Exercise goal ->
Scan the data below and pick out the lines containing the word "developers".

Data supplied ->
[START]
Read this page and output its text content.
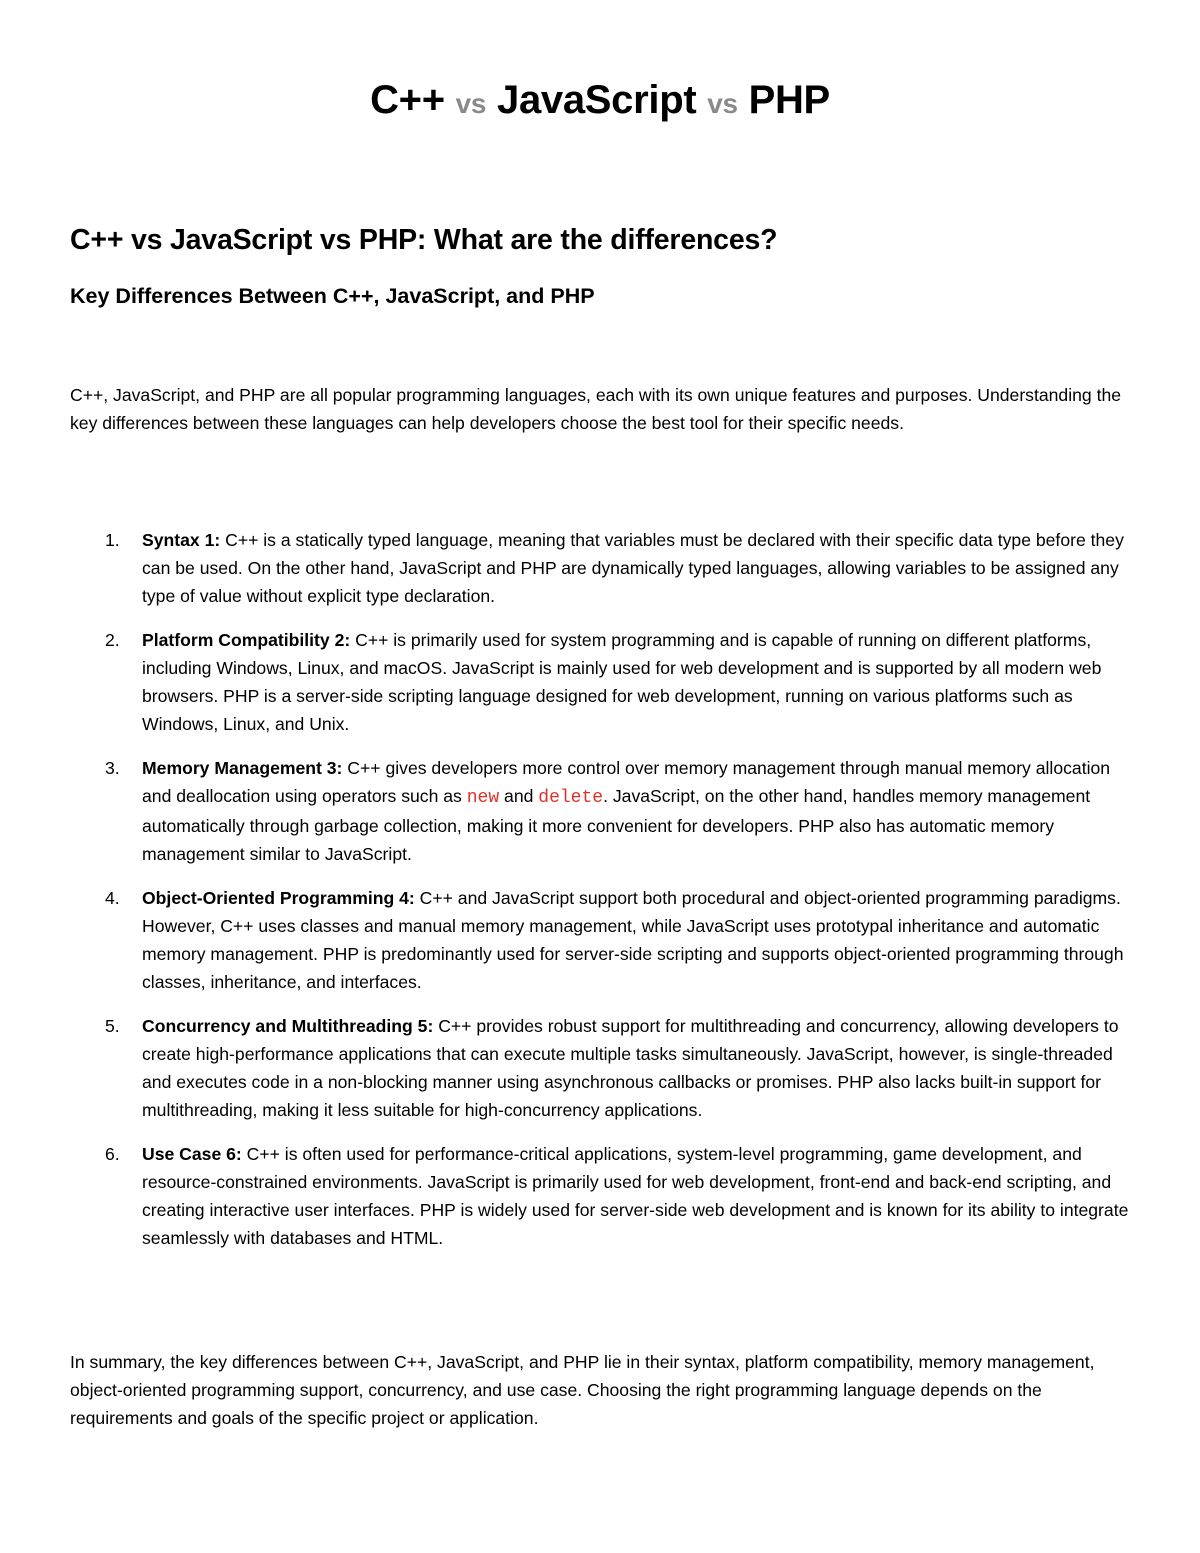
C++ vs JavaScript vs PHP
C++ vs JavaScript vs PHP: What are the differences?
Key Differences Between C++, JavaScript, and PHP
C++, JavaScript, and PHP are all popular programming languages, each with its own unique features and purposes. Understanding the key differences between these languages can help developers choose the best tool for their specific needs.
1. Syntax 1: C++ is a statically typed language, meaning that variables must be declared with their specific data type before they can be used. On the other hand, JavaScript and PHP are dynamically typed languages, allowing variables to be assigned any type of value without explicit type declaration.
2. Platform Compatibility 2: C++ is primarily used for system programming and is capable of running on different platforms, including Windows, Linux, and macOS. JavaScript is mainly used for web development and is supported by all modern web browsers. PHP is a server-side scripting language designed for web development, running on various platforms such as Windows, Linux, and Unix.
3. Memory Management 3: C++ gives developers more control over memory management through manual memory allocation and deallocation using operators such as new and delete. JavaScript, on the other hand, handles memory management automatically through garbage collection, making it more convenient for developers. PHP also has automatic memory management similar to JavaScript.
4. Object-Oriented Programming 4: C++ and JavaScript support both procedural and object-oriented programming paradigms. However, C++ uses classes and manual memory management, while JavaScript uses prototypal inheritance and automatic memory management. PHP is predominantly used for server-side scripting and supports object-oriented programming through classes, inheritance, and interfaces.
5. Concurrency and Multithreading 5: C++ provides robust support for multithreading and concurrency, allowing developers to create high-performance applications that can execute multiple tasks simultaneously. JavaScript, however, is single-threaded and executes code in a non-blocking manner using asynchronous callbacks or promises. PHP also lacks built-in support for multithreading, making it less suitable for high-concurrency applications.
6. Use Case 6: C++ is often used for performance-critical applications, system-level programming, game development, and resource-constrained environments. JavaScript is primarily used for web development, front-end and back-end scripting, and creating interactive user interfaces. PHP is widely used for server-side web development and is known for its ability to integrate seamlessly with databases and HTML.
In summary, the key differences between C++, JavaScript, and PHP lie in their syntax, platform compatibility, memory management, object-oriented programming support, concurrency, and use case. Choosing the right programming language depends on the requirements and goals of the specific project or application.
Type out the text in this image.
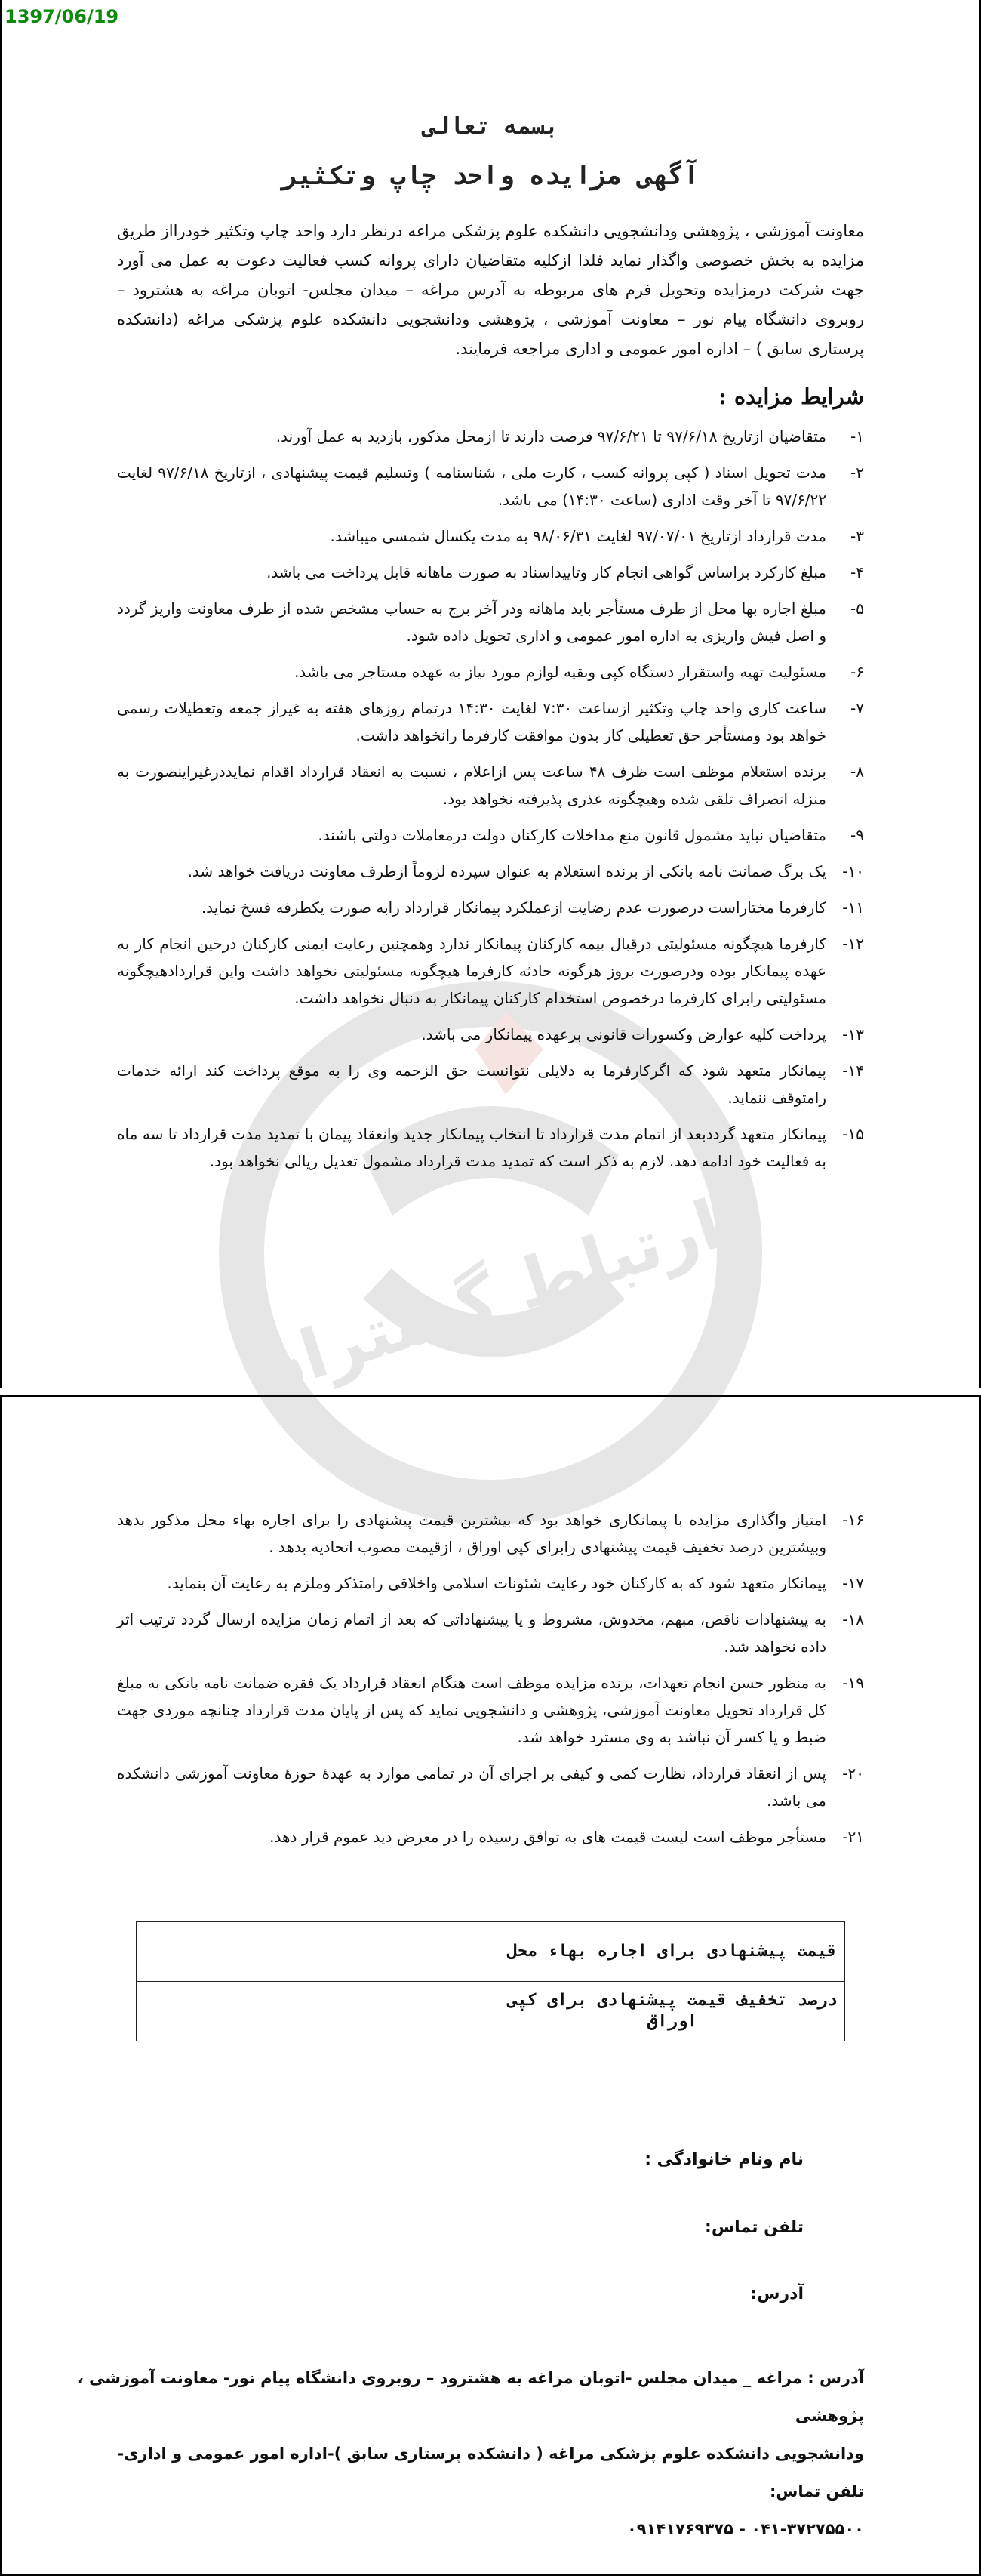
1397/06/19
ارتباط گستران
بسمه تعالی
آگهی مزایده واحد چاپ وتکثیر
معاونت آموزشی ، پژوهشی ودانشجویی دانشکده علوم پزشکی مراغه درنظر دارد واحد چاپ وتکثیر خودرااز طریق مزایده به بخش خصوصی واگذار نماید فلذا ازکلیه متقاضیان دارای پروانه کسب فعالیت دعوت به عمل می آورد جهت شرکت درمزایده وتحویل فرم های مربوطه به آدرس مراغه – میدان مجلس- اتوبان مراغه به هشترود – روبروی دانشگاه پیام نور – معاونت آموزشی ، پژوهشی ودانشجویی دانشکده علوم پزشکی مراغه (دانشکده پرستاری سابق ) – اداره امور عمومی و اداری مراجعه فرمایند.
شرایط مزایده :
۱-
متقاضیان ازتاریخ ۹۷/۶/۱۸ تا ۹۷/۶/۲۱ فرصت دارند تا ازمحل مذکور، بازدید به عمل آورند.
۲-
مدت تحویل اسناد ( کپی پروانه کسب ، کارت ملی ، شناسنامه ) وتسلیم قیمت پیشنهادی ، ازتاریخ ۹۷/۶/۱۸ لغایت ۹۷/۶/۲۲ تا آخر وقت اداری (ساعت ۱۴:۳۰) می باشد.
۳-
مدت قرارداد ازتاریخ ۹۷/۰۷/۰۱ لغایت ۹۸/۰۶/۳۱ به مدت یکسال شمسی میباشد.
۴-
مبلغ کارکرد براساس گواهی انجام کار وتاییداسناد به صورت ماهانه قابل پرداخت می باشد.
۵-
مبلغ اجاره بها محل از طرف مستأجر باید ماهانه ودر آخر برج به حساب مشخص شده از طرف معاونت واریز گردد و اصل فیش واریزی به اداره امور عمومی و اداری تحویل داده شود.
۶-
مسئولیت تهیه واستقرار دستگاه کپی وبقیه لوازم مورد نیاز به عهده مستاجر می باشد.
۷-
ساعت کاری واحد چاپ وتکثیر ازساعت ۷:۳۰ لغایت ۱۴:۳۰ درتمام روزهای هفته به غیراز جمعه وتعطیلات رسمی خواهد بود ومستأجر حق تعطیلی کار بدون موافقت کارفرما رانخواهد داشت.
۸-
برنده استعلام موظف است ظرف ۴۸ ساعت پس ازاعلام ، نسبت به انعقاد قرارداد اقدام نمایددرغیراینصورت به منزله انصراف تلقی شده وهیچگونه عذری پذیرفته نخواهد بود.
۹-
متقاضیان نباید مشمول قانون منع مداخلات کارکنان دولت درمعاملات دولتی باشند.
۱۰-
یک برگ ضمانت نامه بانکی از برنده استعلام به عنوان سپرده لزوماً ازطرف معاونت دریافت خواهد شد.
۱۱-
کارفرما مختاراست درصورت عدم رضایت ازعملکرد پیمانکار قرارداد رابه صورت یکطرفه فسخ نماید.
۱۲-
کارفرما هیچگونه مسئولیتی درقبال بیمه کارکنان پیمانکار ندارد وهمچنین رعایت ایمنی کارکنان درحین انجام کار به عهده پیمانکار بوده ودرصورت بروز هرگونه حادثه کارفرما هیچگونه مسئولیتی نخواهد داشت واین قراردادهیچگونه مسئولیتی رابرای کارفرما درخصوص استخدام کارکنان پیمانکار به دنبال نخواهد داشت.
۱۳-
پرداخت کلیه عوارض وکسورات قانونی برعهده پیمانکار می باشد.
۱۴-
پیمانکار متعهد شود که اگرکارفرما به دلایلی نتوانست حق الزحمه وی را به موقع پرداخت کند ارائه خدمات رامتوقف ننماید.
۱۵-
پیمانکار متعهد گرددبعد از اتمام مدت قرارداد تا انتخاب پیمانکار جدید وانعقاد پیمان با تمدید مدت قرارداد تا سه ماه به فعالیت خود ادامه دهد. لازم به ذکر است که تمدید مدت قرارداد مشمول تعدیل ریالی نخواهد بود.
۱۶-
امتیاز واگذاری مزایده با پیمانکاری خواهد بود که بیشترین قیمت پیشنهادی را برای اجاره بهاء محل مذکور بدهد وبیشترین درصد تخفیف قیمت پیشنهادی رابرای کپی اوراق ، ازقیمت مصوب اتحادیه بدهد .
۱۷-
پیمانکار متعهد شود که به کارکنان خود رعایت شئونات اسلامی واخلاقی رامتذکر وملزم به رعایت آن بنماید.
۱۸-
به پیشنهادات ناقص، مبهم، مخدوش، مشروط و یا پیشنهاداتی که بعد از اتمام زمان مزایده ارسال گردد ترتیب اثر داده نخواهد شد.
۱۹-
به منظور حسن انجام تعهدات، برنده مزایده موظف است هنگام انعقاد قرارداد یک فقره ضمانت نامه بانکی به مبلغ کل قرارداد تحویل معاونت آموزشی، پژوهشی و دانشجویی نماید که پس از پایان مدت قرارداد چنانچه موردی جهت ضبط و یا کسر آن نباشد به وی مسترد خواهد شد.
۲۰-
پس از انعقاد قرارداد، نظارت کمی و کیفی بر اجرای آن در تمامی موارد به عهدهٔ حوزهٔ معاونت آموزشی دانشکده می باشد.
۲۱-
مستأجر موظف است لیست قیمت های به توافق رسیده را در معرض دید عموم قرار دهد.
قیمت پیشنهادی برای اجاره بهاء محل	
درصد تخفیف قیمت پیشنهادی برای کپی اوراق	
نام ونام خانوادگی :
تلفن تماس:
آدرس:
آدرس : مراغه _ میدان مجلس -اتوبان مراغه به هشترود – روبروی دانشگاه پیام نور- معاونت آموزشی ، پژوهشی
ودانشجویی دانشکده علوم پزشکی مراغه ( دانشکده پرستاری سابق )-اداره امور عمومی و اداری- تلفن تماس:
۰۴۱-۳۷۲۷۵۵۰۰ - ۰۹۱۴۱۷۶۹۳۷۵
[END]
Problem solution ->
C++, JavaScript, and PHP are all popular programming languages, each with its own unique features and purposes. Understanding the key differences between these languages can help developers choose the best tool for their specific needs.
3. Memory Management 3: C++ gives developers more control over memory management through manual memory allocation and deallocation using operators such as new and delete. JavaScript, on the other hand, handles memory management automatically through garbage collection, making it more convenient for developers. PHP also has automatic memory management similar to JavaScript.
5. Concurrency and Multithreading 5: C++ provides robust support for multithreading and concurrency, allowing developers to create high-performance applications that can execute multiple tasks simultaneously. JavaScript, however, is single-threaded and executes code in a non-blocking manner using asynchronous callbacks or promises. PHP also lacks built-in support for multithreading, making it less suitable for high-concurrency applications.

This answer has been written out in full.